**Excerpts from a dataset**
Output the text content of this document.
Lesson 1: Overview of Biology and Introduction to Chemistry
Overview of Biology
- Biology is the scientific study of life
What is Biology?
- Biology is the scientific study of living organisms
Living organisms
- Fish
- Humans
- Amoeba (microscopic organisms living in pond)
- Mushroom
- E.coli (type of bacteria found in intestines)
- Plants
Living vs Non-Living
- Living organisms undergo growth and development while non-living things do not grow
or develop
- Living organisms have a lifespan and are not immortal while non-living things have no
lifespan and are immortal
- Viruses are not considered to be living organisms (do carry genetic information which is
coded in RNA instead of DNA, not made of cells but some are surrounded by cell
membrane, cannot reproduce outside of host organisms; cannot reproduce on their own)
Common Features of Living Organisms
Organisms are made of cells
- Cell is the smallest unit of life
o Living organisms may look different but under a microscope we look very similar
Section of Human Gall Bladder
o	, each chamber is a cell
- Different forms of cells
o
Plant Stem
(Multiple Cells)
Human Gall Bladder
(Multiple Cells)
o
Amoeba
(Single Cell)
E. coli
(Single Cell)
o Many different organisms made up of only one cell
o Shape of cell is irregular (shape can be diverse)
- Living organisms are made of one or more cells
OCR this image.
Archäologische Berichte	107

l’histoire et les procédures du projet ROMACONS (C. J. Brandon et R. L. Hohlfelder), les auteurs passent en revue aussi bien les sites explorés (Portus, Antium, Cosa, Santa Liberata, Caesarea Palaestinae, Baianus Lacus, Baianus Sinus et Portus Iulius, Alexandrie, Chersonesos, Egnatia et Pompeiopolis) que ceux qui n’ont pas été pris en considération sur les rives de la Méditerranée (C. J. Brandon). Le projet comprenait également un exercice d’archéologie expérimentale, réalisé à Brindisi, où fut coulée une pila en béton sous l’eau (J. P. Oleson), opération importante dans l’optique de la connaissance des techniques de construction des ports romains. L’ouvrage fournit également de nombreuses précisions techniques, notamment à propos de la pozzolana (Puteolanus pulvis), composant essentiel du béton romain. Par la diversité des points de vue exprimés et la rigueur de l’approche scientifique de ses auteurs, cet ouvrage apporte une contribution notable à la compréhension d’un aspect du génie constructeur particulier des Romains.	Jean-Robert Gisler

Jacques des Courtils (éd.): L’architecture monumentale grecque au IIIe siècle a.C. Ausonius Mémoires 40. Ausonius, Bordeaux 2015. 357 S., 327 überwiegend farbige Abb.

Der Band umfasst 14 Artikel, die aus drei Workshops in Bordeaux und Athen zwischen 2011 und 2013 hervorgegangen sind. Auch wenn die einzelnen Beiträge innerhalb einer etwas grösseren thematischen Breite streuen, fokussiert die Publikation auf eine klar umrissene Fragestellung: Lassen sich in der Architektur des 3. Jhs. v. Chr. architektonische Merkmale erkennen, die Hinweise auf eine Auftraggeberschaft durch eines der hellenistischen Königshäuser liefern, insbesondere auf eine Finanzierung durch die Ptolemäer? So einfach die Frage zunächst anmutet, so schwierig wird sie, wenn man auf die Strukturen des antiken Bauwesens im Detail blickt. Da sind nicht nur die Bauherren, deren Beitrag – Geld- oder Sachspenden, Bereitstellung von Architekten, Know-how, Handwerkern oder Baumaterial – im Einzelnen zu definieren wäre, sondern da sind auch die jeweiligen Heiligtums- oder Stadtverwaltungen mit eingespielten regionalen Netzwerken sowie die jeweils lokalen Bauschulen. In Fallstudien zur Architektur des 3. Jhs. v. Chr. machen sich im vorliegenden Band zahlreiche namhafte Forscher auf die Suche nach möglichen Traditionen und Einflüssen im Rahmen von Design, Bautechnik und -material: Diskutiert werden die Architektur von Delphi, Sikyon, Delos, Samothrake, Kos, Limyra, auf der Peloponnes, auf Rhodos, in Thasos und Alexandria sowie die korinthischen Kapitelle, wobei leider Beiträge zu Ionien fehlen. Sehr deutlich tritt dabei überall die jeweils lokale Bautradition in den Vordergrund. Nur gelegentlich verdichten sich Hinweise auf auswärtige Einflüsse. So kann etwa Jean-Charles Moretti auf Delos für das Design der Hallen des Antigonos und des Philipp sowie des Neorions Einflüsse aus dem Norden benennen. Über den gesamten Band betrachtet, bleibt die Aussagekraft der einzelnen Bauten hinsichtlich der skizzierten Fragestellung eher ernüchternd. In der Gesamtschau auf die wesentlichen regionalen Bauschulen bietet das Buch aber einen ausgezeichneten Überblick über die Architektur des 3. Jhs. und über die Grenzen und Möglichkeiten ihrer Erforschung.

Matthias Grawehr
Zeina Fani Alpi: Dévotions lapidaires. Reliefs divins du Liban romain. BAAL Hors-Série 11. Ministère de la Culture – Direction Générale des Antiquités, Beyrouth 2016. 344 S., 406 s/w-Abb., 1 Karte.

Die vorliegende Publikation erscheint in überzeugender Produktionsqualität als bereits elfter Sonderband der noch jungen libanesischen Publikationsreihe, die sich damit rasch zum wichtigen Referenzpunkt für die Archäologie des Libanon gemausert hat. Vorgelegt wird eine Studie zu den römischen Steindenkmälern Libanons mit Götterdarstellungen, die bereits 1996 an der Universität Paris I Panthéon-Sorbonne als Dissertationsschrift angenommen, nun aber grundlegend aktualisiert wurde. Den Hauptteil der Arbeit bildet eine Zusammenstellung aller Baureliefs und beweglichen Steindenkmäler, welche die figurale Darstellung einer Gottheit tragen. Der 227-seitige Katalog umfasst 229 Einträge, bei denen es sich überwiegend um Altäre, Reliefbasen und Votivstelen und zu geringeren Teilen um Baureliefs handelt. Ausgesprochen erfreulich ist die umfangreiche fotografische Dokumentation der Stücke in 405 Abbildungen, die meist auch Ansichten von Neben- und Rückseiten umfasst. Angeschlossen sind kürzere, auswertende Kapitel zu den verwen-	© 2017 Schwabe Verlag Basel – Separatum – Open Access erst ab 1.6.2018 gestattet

**PROBLEM TO WORK ON**
Write out every line from the records above, word for word.

**ANSWER SECTION**
Output the text content of this document.
Lesson 1: Overview of Biology and Introduction to Chemistry
Overview of Biology
- Biology is the scientific study of life
What is Biology?
- Biology is the scientific study of living organisms
Living organisms
- Fish
- Humans
- Amoeba (microscopic organisms living in pond)
- Mushroom
- E.coli (type of bacteria found in intestines)
- Plants
Living vs Non-Living
- Living organisms undergo growth and development while non-living things do not grow
or develop
- Living organisms have a lifespan and are not immortal while non-living things have no
lifespan and are immortal
- Viruses are not considered to be living organisms (do carry genetic information which is
coded in RNA instead of DNA, not made of cells but some are surrounded by cell
membrane, cannot reproduce outside of host organisms; cannot reproduce on their own)
Common Features of Living Organisms
Organisms are made of cells
- Cell is the smallest unit of life
o Living organisms may look different but under a microscope we look very similar
Section of Human Gall Bladder
o	, each chamber is a cell
- Different forms of cells
o
Plant Stem
(Multiple Cells)
Human Gall Bladder
(Multiple Cells)
o
Amoeba
(Single Cell)
E. coli
(Single Cell)
o Many different organisms made up of only one cell
o Shape of cell is irregular (shape can be diverse)
- Living organisms are made of one or more cells
OCR this image.
Archäologische Berichte	107

l’histoire et les procédures du projet ROMACONS (C. J. Brandon et R. L. Hohlfelder), les auteurs passent en revue aussi bien les sites explorés (Portus, Antium, Cosa, Santa Liberata, Caesarea Palaestinae, Baianus Lacus, Baianus Sinus et Portus Iulius, Alexandrie, Chersonesos, Egnatia et Pompeiopolis) que ceux qui n’ont pas été pris en considération sur les rives de la Méditerranée (C. J. Brandon). Le projet comprenait également un exercice d’archéologie expérimentale, réalisé à Brindisi, où fut coulée une pila en béton sous l’eau (J. P. Oleson), opération importante dans l’optique de la connaissance des techniques de construction des ports romains. L’ouvrage fournit également de nombreuses précisions techniques, notamment à propos de la pozzolana (Puteolanus pulvis), composant essentiel du béton romain. Par la diversité des points de vue exprimés et la rigueur de l’approche scientifique de ses auteurs, cet ouvrage apporte une contribution notable à la compréhension d’un aspect du génie constructeur particulier des Romains.	Jean-Robert Gisler

Jacques des Courtils (éd.): L’architecture monumentale grecque au IIIe siècle a.C. Ausonius Mémoires 40. Ausonius, Bordeaux 2015. 357 S., 327 überwiegend farbige Abb.

Der Band umfasst 14 Artikel, die aus drei Workshops in Bordeaux und Athen zwischen 2011 und 2013 hervorgegangen sind. Auch wenn die einzelnen Beiträge innerhalb einer etwas grösseren thematischen Breite streuen, fokussiert die Publikation auf eine klar umrissene Fragestellung: Lassen sich in der Architektur des 3. Jhs. v. Chr. architektonische Merkmale erkennen, die Hinweise auf eine Auftraggeberschaft durch eines der hellenistischen Königshäuser liefern, insbesondere auf eine Finanzierung durch die Ptolemäer? So einfach die Frage zunächst anmutet, so schwierig wird sie, wenn man auf die Strukturen des antiken Bauwesens im Detail blickt. Da sind nicht nur die Bauherren, deren Beitrag – Geld- oder Sachspenden, Bereitstellung von Architekten, Know-how, Handwerkern oder Baumaterial – im Einzelnen zu definieren wäre, sondern da sind auch die jeweiligen Heiligtums- oder Stadtverwaltungen mit eingespielten regionalen Netzwerken sowie die jeweils lokalen Bauschulen. In Fallstudien zur Architektur des 3. Jhs. v. Chr. machen sich im vorliegenden Band zahlreiche namhafte Forscher auf die Suche nach möglichen Traditionen und Einflüssen im Rahmen von Design, Bautechnik und -material: Diskutiert werden die Architektur von Delphi, Sikyon, Delos, Samothrake, Kos, Limyra, auf der Peloponnes, auf Rhodos, in Thasos und Alexandria sowie die korinthischen Kapitelle, wobei leider Beiträge zu Ionien fehlen. Sehr deutlich tritt dabei überall die jeweils lokale Bautradition in den Vordergrund. Nur gelegentlich verdichten sich Hinweise auf auswärtige Einflüsse. So kann etwa Jean-Charles Moretti auf Delos für das Design der Hallen des Antigonos und des Philipp sowie des Neorions Einflüsse aus dem Norden benennen. Über den gesamten Band betrachtet, bleibt die Aussagekraft der einzelnen Bauten hinsichtlich der skizzierten Fragestellung eher ernüchternd. In der Gesamtschau auf die wesentlichen regionalen Bauschulen bietet das Buch aber einen ausgezeichneten Überblick über die Architektur des 3. Jhs. und über die Grenzen und Möglichkeiten ihrer Erforschung.

Matthias Grawehr
Zeina Fani Alpi: Dévotions lapidaires. Reliefs divins du Liban romain. BAAL Hors-Série 11. Ministère de la Culture – Direction Générale des Antiquités, Beyrouth 2016. 344 S., 406 s/w-Abb., 1 Karte.

Die vorliegende Publikation erscheint in überzeugender Produktionsqualität als bereits elfter Sonderband der noch jungen libanesischen Publikationsreihe, die sich damit rasch zum wichtigen Referenzpunkt für die Archäologie des Libanon gemausert hat. Vorgelegt wird eine Studie zu den römischen Steindenkmälern Libanons mit Götterdarstellungen, die bereits 1996 an der Universität Paris I Panthéon-Sorbonne als Dissertationsschrift angenommen, nun aber grundlegend aktualisiert wurde. Den Hauptteil der Arbeit bildet eine Zusammenstellung aller Baureliefs und beweglichen Steindenkmäler, welche die figurale Darstellung einer Gottheit tragen. Der 227-seitige Katalog umfasst 229 Einträge, bei denen es sich überwiegend um Altäre, Reliefbasen und Votivstelen und zu geringeren Teilen um Baureliefs handelt. Ausgesprochen erfreulich ist die umfangreiche fotografische Dokumentation der Stücke in 405 Abbildungen, die meist auch Ansichten von Neben- und Rückseiten umfasst. Angeschlossen sind kürzere, auswertende Kapitel zu den verwen-	© 2017 Schwabe Verlag Basel – Separatum – Open Access erst ab 1.6.2018 gestattet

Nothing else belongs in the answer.